--- Start DATASET EXCERPTS ---
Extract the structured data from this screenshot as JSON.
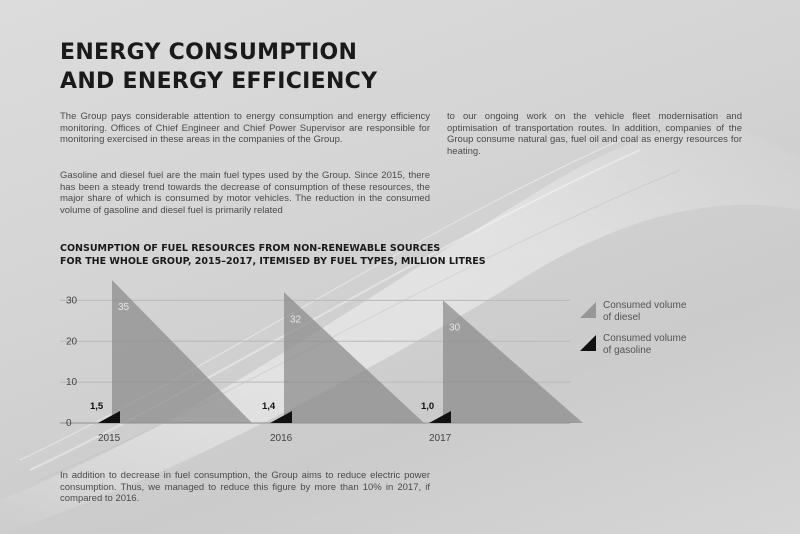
{
  "title_lines": [
    "ENERGY CONSUMPTION",
    "AND ENERGY EFFICIENCY"
  ],
  "paragraphs": {
    "p1": "The Group pays considerable attention to energy consumption and energy efficiency monitoring. Offices of Chief Engineer and Chief Power Supervisor are responsible for monitoring exercised in these areas in the companies of the Group.",
    "p2": "Gasoline and diesel fuel are the main fuel types used by the Group. Since 2015, there has been a steady trend towards the decrease of consumption of these resources, the major share of which is consumed by motor vehicles. The reduction in the consumed volume of gasoline and diesel fuel is primarily related",
    "p3": "to our ongoing work on the vehicle fleet modernisation and optimisation of transportation routes. In addition, companies of the Group consume natural gas, fuel oil and coal as energy resources for heating.",
    "p4": "In addition to decrease in fuel consumption, the Group aims to reduce electric power consumption. Thus, we managed to reduce this figure by more than 10% in 2017, if compared to 2016."
  },
  "chart_data": {
    "type": "area",
    "title_lines": [
      "CONSUMPTION OF FUEL RESOURCES FROM NON-RENEWABLE SOURCES",
      "FOR THE WHOLE GROUP, 2015–2017, ITEMISED BY FUEL TYPES, MILLION LITRES"
    ],
    "categories": [
      "2015",
      "2016",
      "2017"
    ],
    "series": [
      {
        "name": "Consumed volume of diesel",
        "values": [
          35,
          32,
          30
        ],
        "labels": [
          "35",
          "32",
          "30"
        ],
        "color": "#8a8a8a"
      },
      {
        "name": "Consumed volume of gasoline",
        "values": [
          1.5,
          1.4,
          1.0
        ],
        "labels": [
          "1,5",
          "1,4",
          "1,0"
        ],
        "color": "#111111"
      }
    ],
    "legend": [
      {
        "lines": [
          "Consumed volume",
          "of diesel"
        ],
        "color": "#8a8a8a"
      },
      {
        "lines": [
          "Consumed volume",
          "of gasoline"
        ],
        "color": "#111111"
      }
    ],
    "y_ticks": [
      0,
      10,
      20,
      30
    ],
    "y_tick_labels": [
      "0",
      "10",
      "20",
      "30"
    ],
    "ylim": [
      0,
      35
    ],
    "grid": true,
    "legend_position": "right"
  }
}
--- End DATASET EXCERPTS ---
● TASK STATEMENT: Locate all lines in the listing above with the word "decrease" and copy them.

● FULL SOLUTION:
    "p2": "Gasoline and diesel fuel are the main fuel types used by the Group. Since 2015, there has been a steady trend towards the decrease of consumption of these resources, the major share of which is consumed by motor vehicles. The reduction in the consumed volume of gasoline and diesel fuel is primarily related",
    "p4": "In addition to decrease in fuel consumption, the Group aims to reduce electric power consumption. Thus, we managed to reduce this figure by more than 10% in 2017, if compared to 2016."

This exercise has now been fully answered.